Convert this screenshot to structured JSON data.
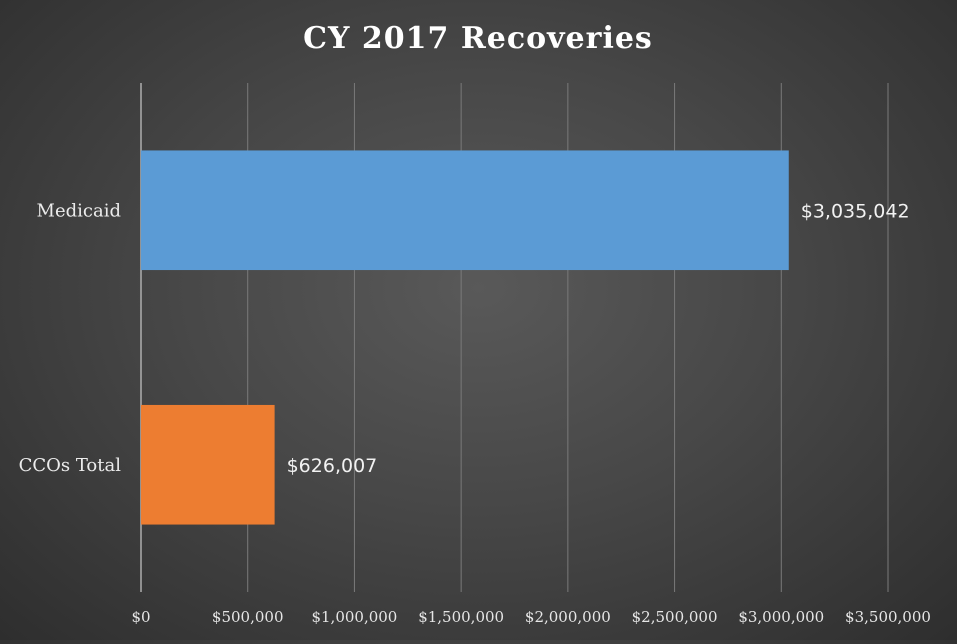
{
  "chart_data": {
    "type": "bar",
    "orientation": "horizontal",
    "title": "CY 2017 Recoveries",
    "categories": [
      "Medicaid",
      "CCOs Total"
    ],
    "values": [
      3035042,
      626007
    ],
    "data_labels": [
      "$3,035,042",
      "$626,007"
    ],
    "bar_colors": [
      "#5b9bd5",
      "#ed7d31"
    ],
    "xlim": [
      0,
      3500000
    ],
    "x_ticks": [
      0,
      500000,
      1000000,
      1500000,
      2000000,
      2500000,
      3000000,
      3500000
    ],
    "x_tick_labels": [
      "$0",
      "$500,000",
      "$1,000,000",
      "$1,500,000",
      "$2,000,000",
      "$2,500,000",
      "$3,000,000",
      "$3,500,000"
    ],
    "xlabel": "",
    "ylabel": "",
    "grid": "vertical",
    "legend": "none"
  }
}
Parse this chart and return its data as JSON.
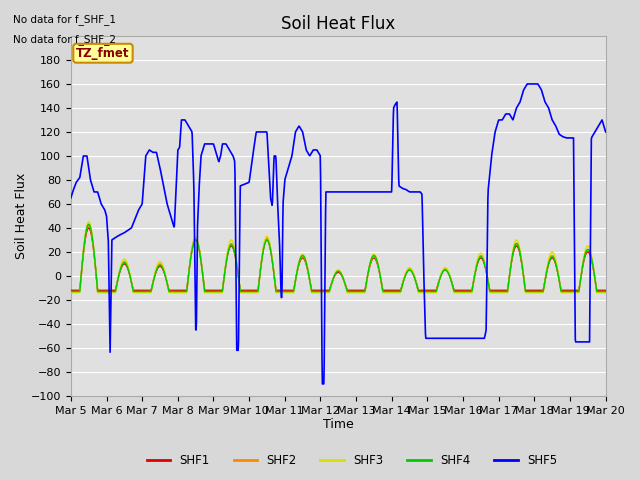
{
  "title": "Soil Heat Flux",
  "xlabel": "Time",
  "ylabel": "Soil Heat Flux",
  "ylim": [
    -100,
    200
  ],
  "yticks": [
    -100,
    -80,
    -60,
    -40,
    -20,
    0,
    20,
    40,
    60,
    80,
    100,
    120,
    140,
    160,
    180
  ],
  "annotations": [
    "No data for f_SHF_1",
    "No data for f_SHF_2"
  ],
  "legend_box_label": "TZ_fmet",
  "legend_box_color": "#ffff99",
  "legend_box_border": "#cc8800",
  "colors": {
    "SHF1": "#dd0000",
    "SHF2": "#ff8800",
    "SHF3": "#dddd00",
    "SHF4": "#00cc00",
    "SHF5": "#0000ff"
  },
  "background_color": "#d8d8d8",
  "plot_background": "#e0e0e0",
  "grid_color": "#ffffff",
  "title_fontsize": 12,
  "axis_label_fontsize": 9,
  "tick_fontsize": 8
}
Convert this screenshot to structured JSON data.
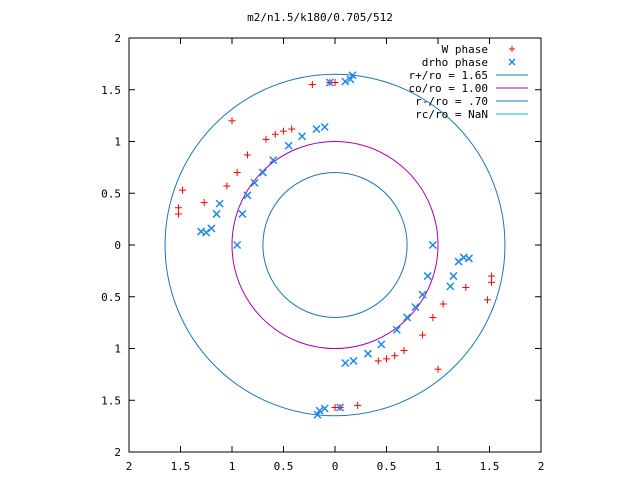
{
  "chart_data": {
    "type": "scatter",
    "title": "m2/n1.5/k180/0.705/512",
    "xlim": [
      -2,
      2
    ],
    "ylim": [
      -2,
      2
    ],
    "xticks": [
      -2,
      -1.5,
      -1,
      -0.5,
      0,
      0.5,
      1,
      1.5,
      2
    ],
    "yticks": [
      -2,
      -1.5,
      -1,
      -0.5,
      0,
      0.5,
      1,
      1.5,
      2
    ],
    "xtick_labels": [
      "2",
      "1.5",
      "1",
      "0.5",
      "0",
      "0.5",
      "1",
      "1.5",
      "2"
    ],
    "ytick_labels": [
      "2",
      "1.5",
      "1",
      "0.5",
      "0",
      "0.5",
      "1",
      "1.5",
      "2"
    ],
    "grid": false,
    "legend_position": "top-right",
    "series": [
      {
        "name": "W phase",
        "marker": "plus",
        "color": "#ff0000",
        "points": [
          [
            -1.52,
            0.3
          ],
          [
            -1.52,
            0.36
          ],
          [
            -1.48,
            0.53
          ],
          [
            -1.27,
            0.41
          ],
          [
            -1.05,
            0.57
          ],
          [
            -0.95,
            0.7
          ],
          [
            -0.85,
            0.87
          ],
          [
            -1.0,
            1.2
          ],
          [
            -0.67,
            1.02
          ],
          [
            -0.58,
            1.07
          ],
          [
            -0.5,
            1.1
          ],
          [
            -0.42,
            1.12
          ],
          [
            -0.22,
            1.55
          ],
          [
            -0.05,
            1.57
          ],
          [
            0.0,
            1.57
          ],
          [
            1.52,
            -0.3
          ],
          [
            1.52,
            -0.36
          ],
          [
            1.48,
            -0.53
          ],
          [
            1.27,
            -0.41
          ],
          [
            1.05,
            -0.57
          ],
          [
            0.95,
            -0.7
          ],
          [
            0.85,
            -0.87
          ],
          [
            1.0,
            -1.2
          ],
          [
            0.67,
            -1.02
          ],
          [
            0.58,
            -1.07
          ],
          [
            0.5,
            -1.1
          ],
          [
            0.42,
            -1.12
          ],
          [
            0.22,
            -1.55
          ],
          [
            0.05,
            -1.57
          ],
          [
            0.0,
            -1.57
          ]
        ]
      },
      {
        "name": "drho phase",
        "marker": "cross",
        "color": "#2288ee",
        "points": [
          [
            -1.3,
            0.13
          ],
          [
            -1.25,
            0.12
          ],
          [
            -1.2,
            0.16
          ],
          [
            -1.15,
            0.3
          ],
          [
            -1.12,
            0.4
          ],
          [
            -0.95,
            0.0
          ],
          [
            -0.9,
            0.3
          ],
          [
            -0.85,
            0.48
          ],
          [
            -0.78,
            0.6
          ],
          [
            -0.7,
            0.7
          ],
          [
            -0.6,
            0.82
          ],
          [
            -0.45,
            0.96
          ],
          [
            -0.32,
            1.05
          ],
          [
            -0.18,
            1.12
          ],
          [
            -0.1,
            1.14
          ],
          [
            -0.05,
            1.57
          ],
          [
            0.1,
            1.58
          ],
          [
            0.15,
            1.6
          ],
          [
            0.17,
            1.64
          ],
          [
            1.3,
            -0.13
          ],
          [
            1.25,
            -0.12
          ],
          [
            1.2,
            -0.16
          ],
          [
            1.15,
            -0.3
          ],
          [
            1.12,
            -0.4
          ],
          [
            0.95,
            0.0
          ],
          [
            0.9,
            -0.3
          ],
          [
            0.85,
            -0.48
          ],
          [
            0.78,
            -0.6
          ],
          [
            0.7,
            -0.7
          ],
          [
            0.6,
            -0.82
          ],
          [
            0.45,
            -0.96
          ],
          [
            0.32,
            -1.05
          ],
          [
            0.18,
            -1.12
          ],
          [
            0.1,
            -1.14
          ],
          [
            0.05,
            -1.57
          ],
          [
            -0.1,
            -1.58
          ],
          [
            -0.15,
            -1.6
          ],
          [
            -0.17,
            -1.64
          ]
        ]
      },
      {
        "name": "r+/ro = 1.65",
        "type": "circle",
        "radius": 1.65,
        "color": "#1f77b4"
      },
      {
        "name": "co/ro = 1.00",
        "type": "circle",
        "radius": 1.0,
        "color": "#aa00aa"
      },
      {
        "name": "r-/ro = .70",
        "type": "circle",
        "radius": 0.7,
        "color": "#1f77b4"
      },
      {
        "name": "rc/ro = NaN",
        "type": "circle",
        "radius": null,
        "color": "#00bcd4"
      }
    ]
  }
}
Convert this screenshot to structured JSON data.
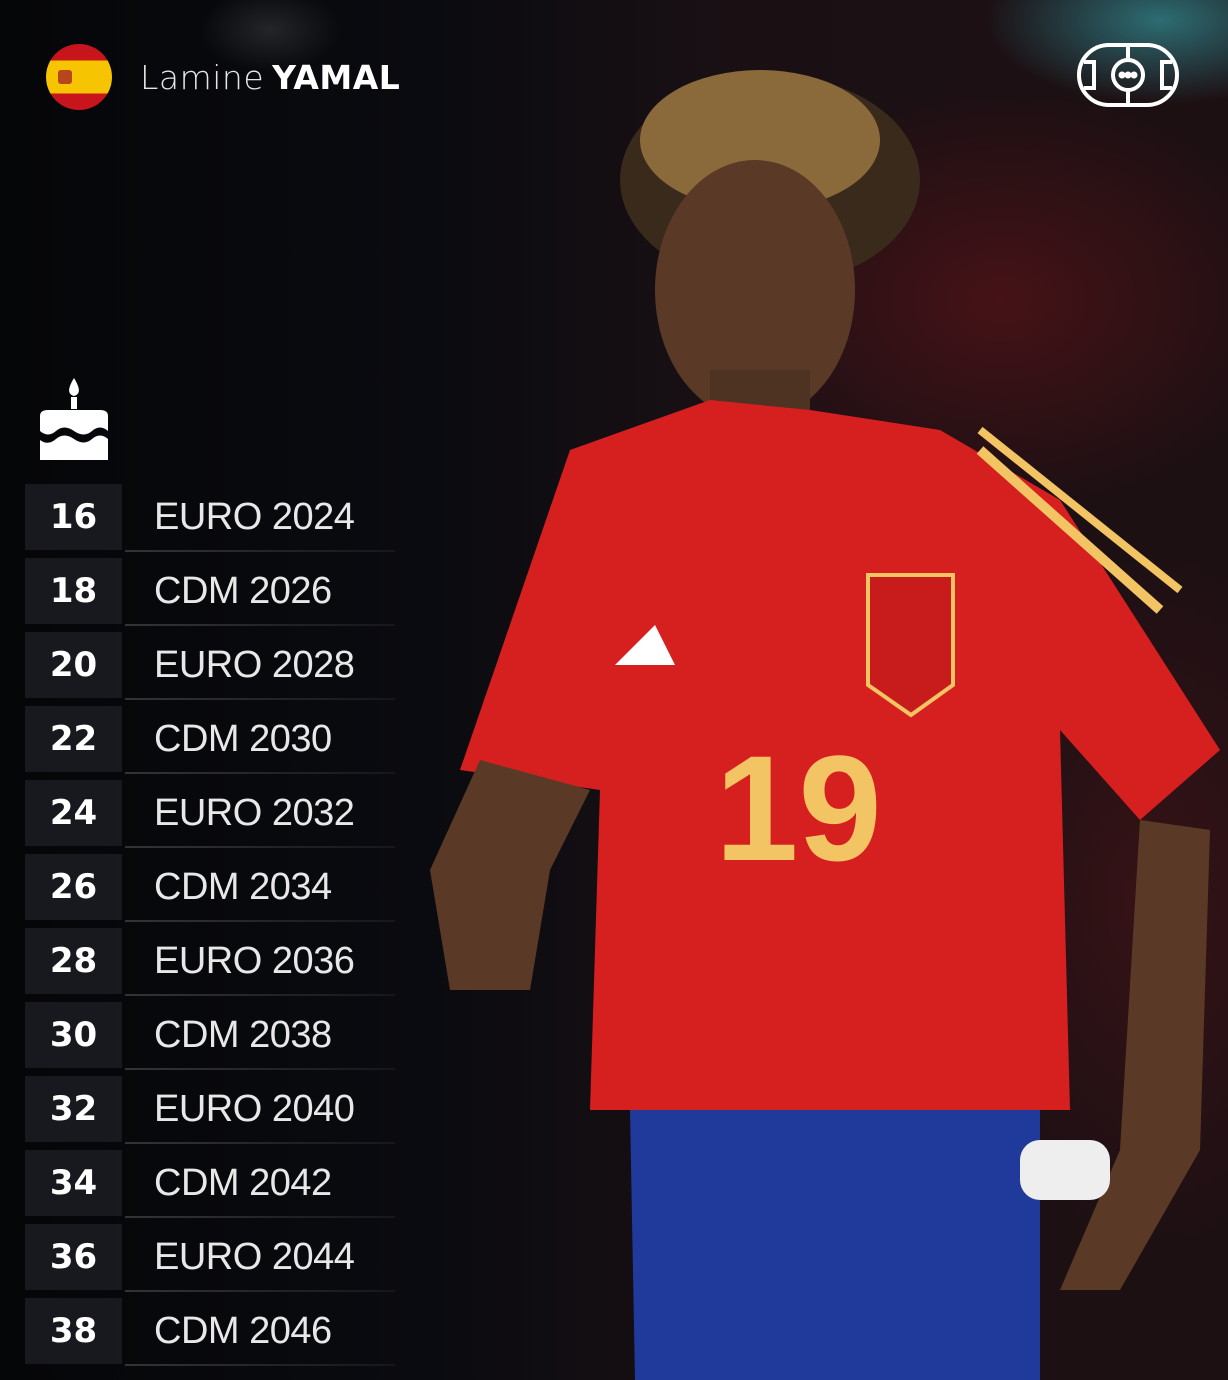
{
  "header": {
    "first_name": "Lamine",
    "last_name": "YAMAL",
    "flag_icon": "spain-flag"
  },
  "logo_icon": "football-pitch-logo",
  "cake_icon": "birthday-cake",
  "jersey_number": "19",
  "colors": {
    "jersey": "#d5201f",
    "shorts": "#1f3a9a",
    "accent": "#f2c463"
  },
  "tournaments": [
    {
      "age": "16",
      "event": "EURO 2024"
    },
    {
      "age": "18",
      "event": "CDM 2026"
    },
    {
      "age": "20",
      "event": "EURO 2028"
    },
    {
      "age": "22",
      "event": "CDM 2030"
    },
    {
      "age": "24",
      "event": "EURO 2032"
    },
    {
      "age": "26",
      "event": "CDM 2034"
    },
    {
      "age": "28",
      "event": "EURO 2036"
    },
    {
      "age": "30",
      "event": "CDM 2038"
    },
    {
      "age": "32",
      "event": "EURO 2040"
    },
    {
      "age": "34",
      "event": "CDM 2042"
    },
    {
      "age": "36",
      "event": "EURO 2044"
    },
    {
      "age": "38",
      "event": "CDM 2046"
    }
  ]
}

__Problem to work on__
Copy out all of the data word for word. Do not carry over any picture.

__Worked solution__
Convert this screenshot to structured JSON data.
{
  "chart_data": {
    "type": "bar",
    "orientation": "horizontal",
    "title": "CY 2017 Recoveries",
    "categories": [
      "Medicaid",
      "CCOs Total"
    ],
    "values": [
      3035042,
      626007
    ],
    "data_labels": [
      "$3,035,042",
      "$626,007"
    ],
    "bar_colors": [
      "#5b9bd5",
      "#ed7d31"
    ],
    "xlim": [
      0,
      3500000
    ],
    "x_ticks": [
      0,
      500000,
      1000000,
      1500000,
      2000000,
      2500000,
      3000000,
      3500000
    ],
    "x_tick_labels": [
      "$0",
      "$500,000",
      "$1,000,000",
      "$1,500,000",
      "$2,000,000",
      "$2,500,000",
      "$3,000,000",
      "$3,500,000"
    ],
    "xlabel": "",
    "ylabel": "",
    "grid": "vertical",
    "legend": "none"
  }
}
Parse this chart and return its data as JSON.
{
  "title": "Soil Heat Flux",
  "xlabel": "Time",
  "ylabel": "Soil Heat Flux",
  "ylim": [
    -100,
    200
  ],
  "yticks": [
    -100,
    -80,
    -60,
    -40,
    -20,
    0,
    20,
    40,
    60,
    80,
    100,
    120,
    140,
    160,
    180
  ],
  "annotations": [
    "No data for f_SHF_1",
    "No data for f_SHF_2"
  ],
  "legend_box_label": "TZ_fmet",
  "legend_box_color": "#ffff99",
  "legend_box_border": "#cc8800",
  "colors": {
    "SHF1": "#dd0000",
    "SHF2": "#ff8800",
    "SHF3": "#dddd00",
    "SHF4": "#00cc00",
    "SHF5": "#0000ff"
  },
  "background_color": "#d8d8d8",
  "plot_background": "#e0e0e0",
  "grid_color": "#ffffff",
  "title_fontsize": 12,
  "axis_label_fontsize": 9,
  "tick_fontsize": 8
}
Convert this screenshot to structured JSON data.
{
  "chart_data": {
    "type": "scatter",
    "title": "m2/n1.5/k180/0.705/512",
    "xlim": [
      -2,
      2
    ],
    "ylim": [
      -2,
      2
    ],
    "xticks": [
      -2,
      -1.5,
      -1,
      -0.5,
      0,
      0.5,
      1,
      1.5,
      2
    ],
    "yticks": [
      -2,
      -1.5,
      -1,
      -0.5,
      0,
      0.5,
      1,
      1.5,
      2
    ],
    "xtick_labels": [
      "2",
      "1.5",
      "1",
      "0.5",
      "0",
      "0.5",
      "1",
      "1.5",
      "2"
    ],
    "ytick_labels": [
      "2",
      "1.5",
      "1",
      "0.5",
      "0",
      "0.5",
      "1",
      "1.5",
      "2"
    ],
    "grid": false,
    "legend_position": "top-right",
    "series": [
      {
        "name": "W phase",
        "marker": "plus",
        "color": "#ff0000",
        "points": [
          [
            -1.52,
            0.3
          ],
          [
            -1.52,
            0.36
          ],
          [
            -1.48,
            0.53
          ],
          [
            -1.27,
            0.41
          ],
          [
            -1.05,
            0.57
          ],
          [
            -0.95,
            0.7
          ],
          [
            -0.85,
            0.87
          ],
          [
            -1.0,
            1.2
          ],
          [
            -0.67,
            1.02
          ],
          [
            -0.58,
            1.07
          ],
          [
            -0.5,
            1.1
          ],
          [
            -0.42,
            1.12
          ],
          [
            -0.22,
            1.55
          ],
          [
            -0.05,
            1.57
          ],
          [
            0.0,
            1.57
          ],
          [
            1.52,
            -0.3
          ],
          [
            1.52,
            -0.36
          ],
          [
            1.48,
            -0.53
          ],
          [
            1.27,
            -0.41
          ],
          [
            1.05,
            -0.57
          ],
          [
            0.95,
            -0.7
          ],
          [
            0.85,
            -0.87
          ],
          [
            1.0,
            -1.2
          ],
          [
            0.67,
            -1.02
          ],
          [
            0.58,
            -1.07
          ],
          [
            0.5,
            -1.1
          ],
          [
            0.42,
            -1.12
          ],
          [
            0.22,
            -1.55
          ],
          [
            0.05,
            -1.57
          ],
          [
            0.0,
            -1.57
          ]
        ]
      },
      {
        "name": "drho phase",
        "marker": "cross",
        "color": "#2288ee",
        "points": [
          [
            -1.3,
            0.13
          ],
          [
            -1.25,
            0.12
          ],
          [
            -1.2,
            0.16
          ],
          [
            -1.15,
            0.3
          ],
          [
            -1.12,
            0.4
          ],
          [
            -0.95,
            0.0
          ],
          [
            -0.9,
            0.3
          ],
          [
            -0.85,
            0.48
          ],
          [
            -0.78,
            0.6
          ],
          [
            -0.7,
            0.7
          ],
          [
            -0.6,
            0.82
          ],
          [
            -0.45,
            0.96
          ],
          [
            -0.32,
            1.05
          ],
          [
            -0.18,
            1.12
          ],
          [
            -0.1,
            1.14
          ],
          [
            -0.05,
            1.57
          ],
          [
            0.1,
            1.58
          ],
          [
            0.15,
            1.6
          ],
          [
            0.17,
            1.64
          ],
          [
            1.3,
            -0.13
          ],
          [
            1.25,
            -0.12
          ],
          [
            1.2,
            -0.16
          ],
          [
            1.15,
            -0.3
          ],
          [
            1.12,
            -0.4
          ],
          [
            0.95,
            0.0
          ],
          [
            0.9,
            -0.3
          ],
          [
            0.85,
            -0.48
          ],
          [
            0.78,
            -0.6
          ],
          [
            0.7,
            -0.7
          ],
          [
            0.6,
            -0.82
          ],
          [
            0.45,
            -0.96
          ],
          [
            0.32,
            -1.05
          ],
          [
            0.18,
            -1.12
          ],
          [
            0.1,
            -1.14
          ],
          [
            0.05,
            -1.57
          ],
          [
            -0.1,
            -1.58
          ],
          [
            -0.15,
            -1.6
          ],
          [
            -0.17,
            -1.64
          ]
        ]
      },
      {
        "name": "r+/ro = 1.65",
        "type": "circle",
        "radius": 1.65,
        "color": "#1f77b4"
      },
      {
        "name": "co/ro = 1.00",
        "type": "circle",
        "radius": 1.0,
        "color": "#aa00aa"
      },
      {
        "name": "r-/ro = .70",
        "type": "circle",
        "radius": 0.7,
        "color": "#1f77b4"
      },
      {
        "name": "rc/ro = NaN",
        "type": "circle",
        "radius": null,
        "color": "#00bcd4"
      }
    ]
  }
}
Convert this screenshot to structured JSON data.
{
  "header": {
    "first_name": "Lamine",
    "last_name": "YAMAL",
    "flag_icon": "spain-flag"
  },
  "logo_icon": "football-pitch-logo",
  "cake_icon": "birthday-cake",
  "jersey_number": "19",
  "colors": {
    "jersey": "#d5201f",
    "shorts": "#1f3a9a",
    "accent": "#f2c463"
  },
  "tournaments": [
    {
      "age": "16",
      "event": "EURO 2024"
    },
    {
      "age": "18",
      "event": "CDM 2026"
    },
    {
      "age": "20",
      "event": "EURO 2028"
    },
    {
      "age": "22",
      "event": "CDM 2030"
    },
    {
      "age": "24",
      "event": "EURO 2032"
    },
    {
      "age": "26",
      "event": "CDM 2034"
    },
    {
      "age": "28",
      "event": "EURO 2036"
    },
    {
      "age": "30",
      "event": "CDM 2038"
    },
    {
      "age": "32",
      "event": "EURO 2040"
    },
    {
      "age": "34",
      "event": "CDM 2042"
    },
    {
      "age": "36",
      "event": "EURO 2044"
    },
    {
      "age": "38",
      "event": "CDM 2046"
    }
  ]
}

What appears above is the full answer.